EXERCISE GOAL:
Reproduce every line in the listing that contains the word "google".
[START OF TASK DATA]
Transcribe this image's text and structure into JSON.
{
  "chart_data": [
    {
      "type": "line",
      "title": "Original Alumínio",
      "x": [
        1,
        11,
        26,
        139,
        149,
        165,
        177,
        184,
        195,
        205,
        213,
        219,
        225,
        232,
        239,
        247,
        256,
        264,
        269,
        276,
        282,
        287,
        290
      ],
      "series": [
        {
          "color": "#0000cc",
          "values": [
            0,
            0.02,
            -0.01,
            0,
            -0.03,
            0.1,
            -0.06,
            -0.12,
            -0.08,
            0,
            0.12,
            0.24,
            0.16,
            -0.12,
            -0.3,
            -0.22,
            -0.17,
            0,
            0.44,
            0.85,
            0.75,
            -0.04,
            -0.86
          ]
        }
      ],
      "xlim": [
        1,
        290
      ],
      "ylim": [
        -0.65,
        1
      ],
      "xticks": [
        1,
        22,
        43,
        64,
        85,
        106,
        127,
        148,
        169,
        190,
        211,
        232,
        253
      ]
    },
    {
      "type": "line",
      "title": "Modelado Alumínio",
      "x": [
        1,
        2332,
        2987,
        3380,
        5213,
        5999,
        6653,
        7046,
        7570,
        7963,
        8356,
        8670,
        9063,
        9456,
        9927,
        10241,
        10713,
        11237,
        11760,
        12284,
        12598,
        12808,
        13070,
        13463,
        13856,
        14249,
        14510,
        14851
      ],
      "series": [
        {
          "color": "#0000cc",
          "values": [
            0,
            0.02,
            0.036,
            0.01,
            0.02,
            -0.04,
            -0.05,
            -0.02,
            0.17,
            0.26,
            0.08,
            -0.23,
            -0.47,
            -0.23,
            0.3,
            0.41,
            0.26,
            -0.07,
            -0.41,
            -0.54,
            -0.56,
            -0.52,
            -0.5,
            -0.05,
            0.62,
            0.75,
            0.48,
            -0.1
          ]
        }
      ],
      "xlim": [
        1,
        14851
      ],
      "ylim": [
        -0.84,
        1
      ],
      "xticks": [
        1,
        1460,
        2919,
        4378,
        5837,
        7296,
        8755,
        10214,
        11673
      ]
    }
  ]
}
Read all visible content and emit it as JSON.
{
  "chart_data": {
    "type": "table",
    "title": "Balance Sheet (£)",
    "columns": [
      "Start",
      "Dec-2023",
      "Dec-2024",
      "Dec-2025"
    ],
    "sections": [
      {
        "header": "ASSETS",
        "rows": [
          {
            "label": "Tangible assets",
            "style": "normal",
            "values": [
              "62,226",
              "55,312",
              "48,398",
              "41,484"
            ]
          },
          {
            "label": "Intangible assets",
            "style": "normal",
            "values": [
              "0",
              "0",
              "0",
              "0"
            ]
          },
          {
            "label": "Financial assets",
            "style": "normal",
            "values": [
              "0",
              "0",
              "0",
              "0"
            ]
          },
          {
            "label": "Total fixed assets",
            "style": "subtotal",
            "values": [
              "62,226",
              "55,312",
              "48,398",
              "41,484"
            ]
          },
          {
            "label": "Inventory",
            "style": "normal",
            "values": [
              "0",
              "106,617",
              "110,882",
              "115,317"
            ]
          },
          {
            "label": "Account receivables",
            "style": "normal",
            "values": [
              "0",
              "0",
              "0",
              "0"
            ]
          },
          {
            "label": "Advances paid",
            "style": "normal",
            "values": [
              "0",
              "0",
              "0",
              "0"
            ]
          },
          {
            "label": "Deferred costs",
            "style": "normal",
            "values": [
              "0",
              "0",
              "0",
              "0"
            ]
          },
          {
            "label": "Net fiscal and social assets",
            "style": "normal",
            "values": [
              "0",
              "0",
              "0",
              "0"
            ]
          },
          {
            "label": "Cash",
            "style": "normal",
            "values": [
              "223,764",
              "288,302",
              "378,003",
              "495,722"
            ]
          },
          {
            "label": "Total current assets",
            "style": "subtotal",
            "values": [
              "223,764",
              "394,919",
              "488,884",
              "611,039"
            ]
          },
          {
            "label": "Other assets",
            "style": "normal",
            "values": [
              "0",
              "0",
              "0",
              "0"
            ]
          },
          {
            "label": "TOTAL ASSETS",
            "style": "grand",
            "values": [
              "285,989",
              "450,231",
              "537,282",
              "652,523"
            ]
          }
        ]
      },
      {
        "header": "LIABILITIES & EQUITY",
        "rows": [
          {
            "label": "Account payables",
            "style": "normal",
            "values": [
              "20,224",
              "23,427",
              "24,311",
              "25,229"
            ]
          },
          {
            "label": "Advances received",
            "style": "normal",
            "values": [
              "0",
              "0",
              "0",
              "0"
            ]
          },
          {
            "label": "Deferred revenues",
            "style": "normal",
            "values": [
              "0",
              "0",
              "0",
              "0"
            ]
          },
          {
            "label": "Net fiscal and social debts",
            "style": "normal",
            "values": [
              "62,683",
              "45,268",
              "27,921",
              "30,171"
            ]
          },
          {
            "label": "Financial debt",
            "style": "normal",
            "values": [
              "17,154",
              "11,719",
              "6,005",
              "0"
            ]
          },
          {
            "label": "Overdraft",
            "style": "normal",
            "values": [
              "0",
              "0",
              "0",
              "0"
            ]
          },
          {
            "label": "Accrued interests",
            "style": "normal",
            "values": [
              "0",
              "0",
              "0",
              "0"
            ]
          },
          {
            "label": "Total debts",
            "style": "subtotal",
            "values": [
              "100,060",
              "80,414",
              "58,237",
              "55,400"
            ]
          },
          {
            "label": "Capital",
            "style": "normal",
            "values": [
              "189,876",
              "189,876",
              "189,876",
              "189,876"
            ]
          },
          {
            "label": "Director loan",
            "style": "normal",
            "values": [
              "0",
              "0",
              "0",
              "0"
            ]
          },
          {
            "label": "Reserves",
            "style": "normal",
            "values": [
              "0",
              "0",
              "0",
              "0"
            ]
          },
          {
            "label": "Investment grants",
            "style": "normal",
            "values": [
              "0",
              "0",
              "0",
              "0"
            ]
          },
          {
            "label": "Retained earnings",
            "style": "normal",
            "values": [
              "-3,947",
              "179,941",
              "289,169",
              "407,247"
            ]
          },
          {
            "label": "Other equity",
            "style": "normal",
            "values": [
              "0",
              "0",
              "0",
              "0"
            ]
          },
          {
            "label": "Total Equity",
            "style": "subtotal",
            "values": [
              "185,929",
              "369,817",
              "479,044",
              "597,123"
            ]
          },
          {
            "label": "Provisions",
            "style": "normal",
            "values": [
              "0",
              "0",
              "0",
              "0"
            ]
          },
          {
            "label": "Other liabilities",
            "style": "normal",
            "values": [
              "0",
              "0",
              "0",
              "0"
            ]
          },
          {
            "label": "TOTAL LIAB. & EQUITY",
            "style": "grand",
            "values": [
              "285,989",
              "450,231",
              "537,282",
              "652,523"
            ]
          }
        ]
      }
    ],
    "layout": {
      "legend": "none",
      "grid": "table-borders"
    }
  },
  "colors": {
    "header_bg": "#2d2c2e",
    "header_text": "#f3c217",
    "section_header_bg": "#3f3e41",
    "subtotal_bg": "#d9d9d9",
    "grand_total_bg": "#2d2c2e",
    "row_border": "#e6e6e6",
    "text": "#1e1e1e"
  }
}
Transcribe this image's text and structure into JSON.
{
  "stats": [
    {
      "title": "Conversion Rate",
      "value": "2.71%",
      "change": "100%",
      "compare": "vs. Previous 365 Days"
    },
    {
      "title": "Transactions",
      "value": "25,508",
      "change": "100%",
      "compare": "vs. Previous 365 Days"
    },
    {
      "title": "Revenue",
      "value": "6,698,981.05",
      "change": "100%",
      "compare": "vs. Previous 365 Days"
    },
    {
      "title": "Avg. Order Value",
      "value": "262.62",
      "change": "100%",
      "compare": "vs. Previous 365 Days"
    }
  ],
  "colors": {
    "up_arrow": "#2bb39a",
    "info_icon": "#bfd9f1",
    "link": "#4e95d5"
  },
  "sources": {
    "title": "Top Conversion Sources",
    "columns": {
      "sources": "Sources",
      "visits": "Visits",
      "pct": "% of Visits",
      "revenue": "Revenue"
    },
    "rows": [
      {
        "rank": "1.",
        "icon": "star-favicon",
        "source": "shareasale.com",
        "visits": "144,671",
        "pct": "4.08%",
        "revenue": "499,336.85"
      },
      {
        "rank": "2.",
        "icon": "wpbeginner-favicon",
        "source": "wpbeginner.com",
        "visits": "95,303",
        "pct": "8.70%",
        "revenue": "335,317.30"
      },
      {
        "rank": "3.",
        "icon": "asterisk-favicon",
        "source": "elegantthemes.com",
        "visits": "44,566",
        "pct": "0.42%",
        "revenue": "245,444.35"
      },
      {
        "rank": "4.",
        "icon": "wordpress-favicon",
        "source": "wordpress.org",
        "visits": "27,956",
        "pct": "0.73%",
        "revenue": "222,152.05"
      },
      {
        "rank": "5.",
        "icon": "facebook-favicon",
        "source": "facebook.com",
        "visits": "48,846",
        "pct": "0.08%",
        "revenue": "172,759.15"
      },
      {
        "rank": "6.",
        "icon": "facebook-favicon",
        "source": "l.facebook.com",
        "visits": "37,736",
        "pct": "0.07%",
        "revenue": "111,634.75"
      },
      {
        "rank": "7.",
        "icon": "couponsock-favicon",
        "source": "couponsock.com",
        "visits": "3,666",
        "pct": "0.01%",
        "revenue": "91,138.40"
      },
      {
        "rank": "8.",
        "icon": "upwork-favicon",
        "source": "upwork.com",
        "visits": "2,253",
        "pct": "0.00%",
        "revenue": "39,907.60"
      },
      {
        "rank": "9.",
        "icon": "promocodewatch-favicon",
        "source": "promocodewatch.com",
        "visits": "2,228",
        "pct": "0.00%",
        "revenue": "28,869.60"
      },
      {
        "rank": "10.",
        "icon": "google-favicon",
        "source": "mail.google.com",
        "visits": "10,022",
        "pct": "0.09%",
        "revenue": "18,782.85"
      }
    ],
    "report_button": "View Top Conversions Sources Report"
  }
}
[END OF TASK DATA]
WRITTEN REPLY:
        "icon": "google-favicon",
        "source": "mail.google.com",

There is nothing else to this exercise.